EXERCISE AIM ▸
All of the data must be printed exactly; please include every line.

SUPPLIED RECORDS ▸

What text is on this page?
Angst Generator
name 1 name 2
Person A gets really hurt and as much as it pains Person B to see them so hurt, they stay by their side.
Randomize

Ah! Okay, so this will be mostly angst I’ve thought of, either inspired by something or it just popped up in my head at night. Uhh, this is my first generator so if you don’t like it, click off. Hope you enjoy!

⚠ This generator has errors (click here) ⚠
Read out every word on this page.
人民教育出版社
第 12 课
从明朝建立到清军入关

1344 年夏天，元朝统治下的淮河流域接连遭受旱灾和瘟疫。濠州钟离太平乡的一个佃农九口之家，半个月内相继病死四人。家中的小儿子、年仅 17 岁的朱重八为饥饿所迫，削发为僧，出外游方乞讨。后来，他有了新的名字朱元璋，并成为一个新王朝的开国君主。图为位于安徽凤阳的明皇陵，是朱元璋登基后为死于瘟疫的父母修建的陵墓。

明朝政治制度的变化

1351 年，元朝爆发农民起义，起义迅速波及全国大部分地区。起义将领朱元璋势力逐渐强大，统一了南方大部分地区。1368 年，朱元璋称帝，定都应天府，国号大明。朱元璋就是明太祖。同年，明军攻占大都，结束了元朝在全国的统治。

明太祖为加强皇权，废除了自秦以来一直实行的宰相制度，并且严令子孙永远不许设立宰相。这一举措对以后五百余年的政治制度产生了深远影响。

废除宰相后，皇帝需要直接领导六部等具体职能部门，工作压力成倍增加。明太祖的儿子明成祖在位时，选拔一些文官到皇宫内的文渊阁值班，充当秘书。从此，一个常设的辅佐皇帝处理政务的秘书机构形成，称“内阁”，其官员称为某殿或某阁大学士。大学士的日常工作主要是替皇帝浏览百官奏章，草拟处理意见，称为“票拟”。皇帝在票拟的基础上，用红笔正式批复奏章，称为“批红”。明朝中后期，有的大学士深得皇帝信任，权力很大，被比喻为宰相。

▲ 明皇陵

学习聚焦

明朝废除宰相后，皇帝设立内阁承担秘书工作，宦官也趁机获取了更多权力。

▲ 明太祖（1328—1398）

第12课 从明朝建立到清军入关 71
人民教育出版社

CORRECT RESPONSE ▸
What text is on this page?
Angst Generator
name 1 name 2
Person A gets really hurt and as much as it pains Person B to see them so hurt, they stay by their side.
Randomize

Ah! Okay, so this will be mostly angst I’ve thought of, either inspired by something or it just popped up in my head at night. Uhh, this is my first generator so if you don’t like it, click off. Hope you enjoy!

⚠ This generator has errors (click here) ⚠
Read out every word on this page.
人民教育出版社
第 12 课
从明朝建立到清军入关

1344 年夏天，元朝统治下的淮河流域接连遭受旱灾和瘟疫。濠州钟离太平乡的一个佃农九口之家，半个月内相继病死四人。家中的小儿子、年仅 17 岁的朱重八为饥饿所迫，削发为僧，出外游方乞讨。后来，他有了新的名字朱元璋，并成为一个新王朝的开国君主。图为位于安徽凤阳的明皇陵，是朱元璋登基后为死于瘟疫的父母修建的陵墓。

明朝政治制度的变化

1351 年，元朝爆发农民起义，起义迅速波及全国大部分地区。起义将领朱元璋势力逐渐强大，统一了南方大部分地区。1368 年，朱元璋称帝，定都应天府，国号大明。朱元璋就是明太祖。同年，明军攻占大都，结束了元朝在全国的统治。

明太祖为加强皇权，废除了自秦以来一直实行的宰相制度，并且严令子孙永远不许设立宰相。这一举措对以后五百余年的政治制度产生了深远影响。

废除宰相后，皇帝需要直接领导六部等具体职能部门，工作压力成倍增加。明太祖的儿子明成祖在位时，选拔一些文官到皇宫内的文渊阁值班，充当秘书。从此，一个常设的辅佐皇帝处理政务的秘书机构形成，称“内阁”，其官员称为某殿或某阁大学士。大学士的日常工作主要是替皇帝浏览百官奏章，草拟处理意见，称为“票拟”。皇帝在票拟的基础上，用红笔正式批复奏章，称为“批红”。明朝中后期，有的大学士深得皇帝信任，权力很大，被比喻为宰相。

▲ 明皇陵

学习聚焦

明朝废除宰相后，皇帝设立内阁承担秘书工作，宦官也趁机获取了更多权力。

▲ 明太祖（1328—1398）

第12课 从明朝建立到清军入关 71
人民教育出版社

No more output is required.